(Figure record extracts)
>> START

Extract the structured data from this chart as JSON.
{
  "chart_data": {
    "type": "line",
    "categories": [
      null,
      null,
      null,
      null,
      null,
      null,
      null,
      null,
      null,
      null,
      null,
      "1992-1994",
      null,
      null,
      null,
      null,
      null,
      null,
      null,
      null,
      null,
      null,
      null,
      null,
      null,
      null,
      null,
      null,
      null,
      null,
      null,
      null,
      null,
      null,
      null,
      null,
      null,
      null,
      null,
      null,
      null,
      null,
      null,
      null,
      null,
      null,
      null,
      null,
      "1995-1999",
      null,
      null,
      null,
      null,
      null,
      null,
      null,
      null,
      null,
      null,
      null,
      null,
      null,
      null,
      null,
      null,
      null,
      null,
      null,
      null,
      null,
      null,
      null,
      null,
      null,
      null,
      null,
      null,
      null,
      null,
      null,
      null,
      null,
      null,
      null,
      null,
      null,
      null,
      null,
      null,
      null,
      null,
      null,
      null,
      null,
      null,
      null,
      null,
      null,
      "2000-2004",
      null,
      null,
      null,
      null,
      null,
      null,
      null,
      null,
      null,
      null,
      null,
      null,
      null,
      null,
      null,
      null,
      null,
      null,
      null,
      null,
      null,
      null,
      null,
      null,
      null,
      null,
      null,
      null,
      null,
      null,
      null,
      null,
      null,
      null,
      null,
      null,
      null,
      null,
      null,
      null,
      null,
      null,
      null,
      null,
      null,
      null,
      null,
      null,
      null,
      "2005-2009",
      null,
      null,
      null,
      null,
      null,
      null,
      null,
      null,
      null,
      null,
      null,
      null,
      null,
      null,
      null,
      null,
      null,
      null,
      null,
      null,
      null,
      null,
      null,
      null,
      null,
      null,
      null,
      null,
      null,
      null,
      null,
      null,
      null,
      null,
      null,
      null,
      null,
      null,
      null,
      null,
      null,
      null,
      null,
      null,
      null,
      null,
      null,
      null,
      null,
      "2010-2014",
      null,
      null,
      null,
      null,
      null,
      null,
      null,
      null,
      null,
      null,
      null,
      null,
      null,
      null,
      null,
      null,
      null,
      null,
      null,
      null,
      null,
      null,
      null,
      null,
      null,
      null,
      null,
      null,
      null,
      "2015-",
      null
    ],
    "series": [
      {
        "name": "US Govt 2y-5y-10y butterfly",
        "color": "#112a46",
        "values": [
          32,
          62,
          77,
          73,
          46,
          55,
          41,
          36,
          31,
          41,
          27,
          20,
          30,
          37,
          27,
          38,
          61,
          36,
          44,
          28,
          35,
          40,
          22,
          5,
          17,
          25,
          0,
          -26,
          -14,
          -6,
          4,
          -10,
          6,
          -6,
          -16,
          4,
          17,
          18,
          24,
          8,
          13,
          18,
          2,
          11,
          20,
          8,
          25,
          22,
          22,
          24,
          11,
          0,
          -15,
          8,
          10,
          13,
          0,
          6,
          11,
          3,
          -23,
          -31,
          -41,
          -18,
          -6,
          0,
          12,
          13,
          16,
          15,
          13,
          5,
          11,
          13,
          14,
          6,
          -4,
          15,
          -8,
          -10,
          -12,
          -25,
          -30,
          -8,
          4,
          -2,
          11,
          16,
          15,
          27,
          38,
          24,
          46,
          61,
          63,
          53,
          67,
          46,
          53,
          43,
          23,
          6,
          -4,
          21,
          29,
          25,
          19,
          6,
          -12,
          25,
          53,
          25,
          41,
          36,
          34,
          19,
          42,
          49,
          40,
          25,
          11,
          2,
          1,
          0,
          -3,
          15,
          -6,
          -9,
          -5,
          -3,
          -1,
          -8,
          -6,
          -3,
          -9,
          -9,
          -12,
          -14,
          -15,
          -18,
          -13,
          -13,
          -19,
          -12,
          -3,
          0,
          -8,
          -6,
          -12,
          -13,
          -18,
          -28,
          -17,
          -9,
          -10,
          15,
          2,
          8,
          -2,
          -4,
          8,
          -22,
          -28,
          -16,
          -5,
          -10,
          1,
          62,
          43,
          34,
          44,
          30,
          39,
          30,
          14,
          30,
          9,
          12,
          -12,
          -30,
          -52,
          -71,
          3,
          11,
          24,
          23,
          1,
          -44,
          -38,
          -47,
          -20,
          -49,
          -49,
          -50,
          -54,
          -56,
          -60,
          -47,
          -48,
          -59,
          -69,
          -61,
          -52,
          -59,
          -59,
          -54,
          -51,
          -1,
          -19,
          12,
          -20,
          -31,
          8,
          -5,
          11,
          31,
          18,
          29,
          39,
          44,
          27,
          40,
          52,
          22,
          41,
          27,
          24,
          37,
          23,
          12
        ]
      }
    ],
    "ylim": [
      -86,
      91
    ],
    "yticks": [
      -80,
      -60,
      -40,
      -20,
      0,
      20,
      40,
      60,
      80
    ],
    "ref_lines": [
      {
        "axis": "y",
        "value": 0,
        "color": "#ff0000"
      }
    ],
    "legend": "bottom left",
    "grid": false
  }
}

>> END

Retype every entry word for word.

Extract the structured data from this chart as JSON.
{
  "chart_data": {
    "type": "line",
    "categories": [
      null,
      null,
      null,
      null,
      null,
      null,
      null,
      null,
      null,
      null,
      null,
      "1992-1994",
      null,
      null,
      null,
      null,
      null,
      null,
      null,
      null,
      null,
      null,
      null,
      null,
      null,
      null,
      null,
      null,
      null,
      null,
      null,
      null,
      null,
      null,
      null,
      null,
      null,
      null,
      null,
      null,
      null,
      null,
      null,
      null,
      null,
      null,
      null,
      null,
      "1995-1999",
      null,
      null,
      null,
      null,
      null,
      null,
      null,
      null,
      null,
      null,
      null,
      null,
      null,
      null,
      null,
      null,
      null,
      null,
      null,
      null,
      null,
      null,
      null,
      null,
      null,
      null,
      null,
      null,
      null,
      null,
      null,
      null,
      null,
      null,
      null,
      null,
      null,
      null,
      null,
      null,
      null,
      null,
      null,
      null,
      null,
      null,
      null,
      null,
      null,
      "2000-2004",
      null,
      null,
      null,
      null,
      null,
      null,
      null,
      null,
      null,
      null,
      null,
      null,
      null,
      null,
      null,
      null,
      null,
      null,
      null,
      null,
      null,
      null,
      null,
      null,
      null,
      null,
      null,
      null,
      null,
      null,
      null,
      null,
      null,
      null,
      null,
      null,
      null,
      null,
      null,
      null,
      null,
      null,
      null,
      null,
      null,
      null,
      null,
      null,
      null,
      "2005-2009",
      null,
      null,
      null,
      null,
      null,
      null,
      null,
      null,
      null,
      null,
      null,
      null,
      null,
      null,
      null,
      null,
      null,
      null,
      null,
      null,
      null,
      null,
      null,
      null,
      null,
      null,
      null,
      null,
      null,
      null,
      null,
      null,
      null,
      null,
      null,
      null,
      null,
      null,
      null,
      null,
      null,
      null,
      null,
      null,
      null,
      null,
      null,
      null,
      null,
      "2010-2014",
      null,
      null,
      null,
      null,
      null,
      null,
      null,
      null,
      null,
      null,
      null,
      null,
      null,
      null,
      null,
      null,
      null,
      null,
      null,
      null,
      null,
      null,
      null,
      null,
      null,
      null,
      null,
      null,
      null,
      "2015-",
      null
    ],
    "series": [
      {
        "name": "US Govt 2y-5y-10y butterfly",
        "color": "#112a46",
        "values": [
          32,
          62,
          77,
          73,
          46,
          55,
          41,
          36,
          31,
          41,
          27,
          20,
          30,
          37,
          27,
          38,
          61,
          36,
          44,
          28,
          35,
          40,
          22,
          5,
          17,
          25,
          0,
          -26,
          -14,
          -6,
          4,
          -10,
          6,
          -6,
          -16,
          4,
          17,
          18,
          24,
          8,
          13,
          18,
          2,
          11,
          20,
          8,
          25,
          22,
          22,
          24,
          11,
          0,
          -15,
          8,
          10,
          13,
          0,
          6,
          11,
          3,
          -23,
          -31,
          -41,
          -18,
          -6,
          0,
          12,
          13,
          16,
          15,
          13,
          5,
          11,
          13,
          14,
          6,
          -4,
          15,
          -8,
          -10,
          -12,
          -25,
          -30,
          -8,
          4,
          -2,
          11,
          16,
          15,
          27,
          38,
          24,
          46,
          61,
          63,
          53,
          67,
          46,
          53,
          43,
          23,
          6,
          -4,
          21,
          29,
          25,
          19,
          6,
          -12,
          25,
          53,
          25,
          41,
          36,
          34,
          19,
          42,
          49,
          40,
          25,
          11,
          2,
          1,
          0,
          -3,
          15,
          -6,
          -9,
          -5,
          -3,
          -1,
          -8,
          -6,
          -3,
          -9,
          -9,
          -12,
          -14,
          -15,
          -18,
          -13,
          -13,
          -19,
          -12,
          -3,
          0,
          -8,
          -6,
          -12,
          -13,
          -18,
          -28,
          -17,
          -9,
          -10,
          15,
          2,
          8,
          -2,
          -4,
          8,
          -22,
          -28,
          -16,
          -5,
          -10,
          1,
          62,
          43,
          34,
          44,
          30,
          39,
          30,
          14,
          30,
          9,
          12,
          -12,
          -30,
          -52,
          -71,
          3,
          11,
          24,
          23,
          1,
          -44,
          -38,
          -47,
          -20,
          -49,
          -49,
          -50,
          -54,
          -56,
          -60,
          -47,
          -48,
          -59,
          -69,
          -61,
          -52,
          -59,
          -59,
          -54,
          -51,
          -1,
          -19,
          12,
          -20,
          -31,
          8,
          -5,
          11,
          31,
          18,
          29,
          39,
          44,
          27,
          40,
          52,
          22,
          41,
          27,
          24,
          37,
          23,
          12
        ]
      }
    ],
    "ylim": [
      -86,
      91
    ],
    "yticks": [
      -80,
      -60,
      -40,
      -20,
      0,
      20,
      40,
      60,
      80
    ],
    "ref_lines": [
      {
        "axis": "y",
        "value": 0,
        "color": "#ff0000"
      }
    ],
    "legend": "bottom left",
    "grid": false
  }
}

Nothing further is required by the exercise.